THINGS TO DO ::
1. Transcribe the part of the nursing home article between "But a state" and "about long-term care.", inclusive.
2. In the nursing home article, with which agency did Marlene Bryan file her complaint?

TEXT BLOCK ::
Chicago Tribune - 1/17/2022

One morning in March 2021, at a nursing home in Evanston, resident Velta Saint registered an alarmingly low 44% oxygen level in her blood. Normal levels range from 95% to 100%, and one study recommends hospitalization for any patient with a reading below 90%.

Medical workers tried to improve Saint’s respiration, then sent her to a hospital — which sent her back to the nursing home, before she was returned to the hospital, where she died. Saint’s ordeal came after her daughter, a registered nurse, said the home had been slow, in her opinion, to diagnose her condition and failed to treat it aggressively. The daughter, Marlene Bryan, filed a complaint over her mother’s treatment with the Illinois Department of Public Health.

“What gets me is, I told them,” Bryan said. “There were so many things that are so wrong. If somebody had said, ‘This is not right,’ my mom would still be alive today.”

But a state inspector found the complaint unsubstantiated, meaning he found insufficient evidence to give it credence. As a result, state regulators took no action against the nursing home — a common occurrence with complaints about long-term care.

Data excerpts
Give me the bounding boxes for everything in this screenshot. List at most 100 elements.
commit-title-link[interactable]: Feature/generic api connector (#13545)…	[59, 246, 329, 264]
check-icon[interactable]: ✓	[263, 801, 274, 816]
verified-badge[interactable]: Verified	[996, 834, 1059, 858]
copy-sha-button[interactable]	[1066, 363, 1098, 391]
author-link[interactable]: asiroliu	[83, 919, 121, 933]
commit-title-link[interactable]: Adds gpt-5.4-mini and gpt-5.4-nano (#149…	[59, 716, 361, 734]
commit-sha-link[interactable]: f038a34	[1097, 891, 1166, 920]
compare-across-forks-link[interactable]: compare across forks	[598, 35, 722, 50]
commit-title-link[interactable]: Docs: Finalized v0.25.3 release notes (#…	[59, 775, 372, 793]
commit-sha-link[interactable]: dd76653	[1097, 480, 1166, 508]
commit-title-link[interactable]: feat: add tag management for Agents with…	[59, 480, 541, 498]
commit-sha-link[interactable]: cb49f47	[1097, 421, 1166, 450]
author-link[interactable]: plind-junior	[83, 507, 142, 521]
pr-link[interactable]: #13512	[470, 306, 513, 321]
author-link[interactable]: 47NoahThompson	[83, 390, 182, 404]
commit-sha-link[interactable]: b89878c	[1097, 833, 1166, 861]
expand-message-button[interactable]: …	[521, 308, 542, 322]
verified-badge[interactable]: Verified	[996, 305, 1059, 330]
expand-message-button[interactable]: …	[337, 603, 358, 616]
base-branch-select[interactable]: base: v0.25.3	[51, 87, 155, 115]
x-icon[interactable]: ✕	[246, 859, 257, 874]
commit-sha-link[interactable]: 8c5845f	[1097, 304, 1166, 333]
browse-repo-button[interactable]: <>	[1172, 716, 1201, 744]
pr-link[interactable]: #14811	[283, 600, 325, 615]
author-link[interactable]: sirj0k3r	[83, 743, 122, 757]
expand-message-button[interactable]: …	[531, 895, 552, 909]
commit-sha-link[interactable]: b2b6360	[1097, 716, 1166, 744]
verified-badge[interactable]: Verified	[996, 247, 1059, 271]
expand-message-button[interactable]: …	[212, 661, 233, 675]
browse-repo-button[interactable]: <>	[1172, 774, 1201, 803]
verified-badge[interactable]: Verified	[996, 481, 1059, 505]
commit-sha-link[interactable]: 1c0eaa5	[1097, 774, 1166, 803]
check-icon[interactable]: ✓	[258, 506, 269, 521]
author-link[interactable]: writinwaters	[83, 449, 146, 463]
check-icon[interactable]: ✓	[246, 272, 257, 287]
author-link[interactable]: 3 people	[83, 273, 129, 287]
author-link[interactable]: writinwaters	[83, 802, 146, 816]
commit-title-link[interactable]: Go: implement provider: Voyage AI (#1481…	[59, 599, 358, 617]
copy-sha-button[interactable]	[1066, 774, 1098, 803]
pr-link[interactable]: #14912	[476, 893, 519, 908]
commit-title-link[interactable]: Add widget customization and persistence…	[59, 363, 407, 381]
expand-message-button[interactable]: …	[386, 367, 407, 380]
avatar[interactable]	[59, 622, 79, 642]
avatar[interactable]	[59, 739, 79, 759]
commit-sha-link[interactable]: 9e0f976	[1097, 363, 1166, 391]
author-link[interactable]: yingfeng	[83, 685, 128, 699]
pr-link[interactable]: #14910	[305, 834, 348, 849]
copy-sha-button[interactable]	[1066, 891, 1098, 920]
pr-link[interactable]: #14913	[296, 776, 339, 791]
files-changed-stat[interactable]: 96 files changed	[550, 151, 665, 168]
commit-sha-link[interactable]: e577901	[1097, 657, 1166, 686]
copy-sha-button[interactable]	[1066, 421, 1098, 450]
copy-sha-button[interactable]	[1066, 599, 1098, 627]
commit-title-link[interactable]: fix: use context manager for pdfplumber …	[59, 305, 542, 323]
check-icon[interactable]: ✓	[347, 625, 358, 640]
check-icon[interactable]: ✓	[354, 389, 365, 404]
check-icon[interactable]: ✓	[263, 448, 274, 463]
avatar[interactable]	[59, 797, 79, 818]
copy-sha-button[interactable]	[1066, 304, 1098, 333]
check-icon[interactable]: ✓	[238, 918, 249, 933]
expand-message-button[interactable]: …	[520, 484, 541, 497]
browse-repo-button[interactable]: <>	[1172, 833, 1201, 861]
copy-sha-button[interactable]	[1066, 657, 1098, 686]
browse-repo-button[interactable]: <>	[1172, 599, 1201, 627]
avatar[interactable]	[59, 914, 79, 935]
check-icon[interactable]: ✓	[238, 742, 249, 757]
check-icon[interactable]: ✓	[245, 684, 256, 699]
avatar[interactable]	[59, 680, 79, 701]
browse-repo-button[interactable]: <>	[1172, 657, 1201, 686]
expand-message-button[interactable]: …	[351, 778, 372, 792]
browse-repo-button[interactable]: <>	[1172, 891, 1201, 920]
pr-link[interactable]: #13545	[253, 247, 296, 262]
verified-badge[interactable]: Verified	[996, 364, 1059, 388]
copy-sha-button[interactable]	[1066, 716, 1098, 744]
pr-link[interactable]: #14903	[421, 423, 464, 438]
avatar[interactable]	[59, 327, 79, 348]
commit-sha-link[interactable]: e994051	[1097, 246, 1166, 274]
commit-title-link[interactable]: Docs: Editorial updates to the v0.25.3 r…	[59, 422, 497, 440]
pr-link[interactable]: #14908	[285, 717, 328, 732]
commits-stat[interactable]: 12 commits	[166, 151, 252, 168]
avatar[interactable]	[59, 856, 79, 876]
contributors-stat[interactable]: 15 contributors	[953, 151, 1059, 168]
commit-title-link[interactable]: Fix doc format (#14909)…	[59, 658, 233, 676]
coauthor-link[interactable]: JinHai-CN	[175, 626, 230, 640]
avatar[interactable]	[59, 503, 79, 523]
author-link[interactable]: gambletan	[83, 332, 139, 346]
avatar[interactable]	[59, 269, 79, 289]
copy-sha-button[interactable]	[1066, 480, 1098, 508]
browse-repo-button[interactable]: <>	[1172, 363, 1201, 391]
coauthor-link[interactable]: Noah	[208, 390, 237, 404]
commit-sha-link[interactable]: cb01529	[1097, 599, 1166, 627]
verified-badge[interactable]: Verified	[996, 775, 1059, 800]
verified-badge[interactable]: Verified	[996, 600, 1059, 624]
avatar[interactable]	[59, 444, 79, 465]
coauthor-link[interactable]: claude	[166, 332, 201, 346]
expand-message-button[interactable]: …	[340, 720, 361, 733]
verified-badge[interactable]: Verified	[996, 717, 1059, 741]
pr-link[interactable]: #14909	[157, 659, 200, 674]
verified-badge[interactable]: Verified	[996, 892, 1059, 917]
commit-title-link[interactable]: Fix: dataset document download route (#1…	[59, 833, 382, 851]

RESPONSES ::
1.
But a state inspector found the complaint unsubstantiated, meaning he found insufficient evidence to give it credence. As a result, state regulators took no action against the nursing home — a common occurrence with complaints about long-term care.

2. The Illinois Department of Public Health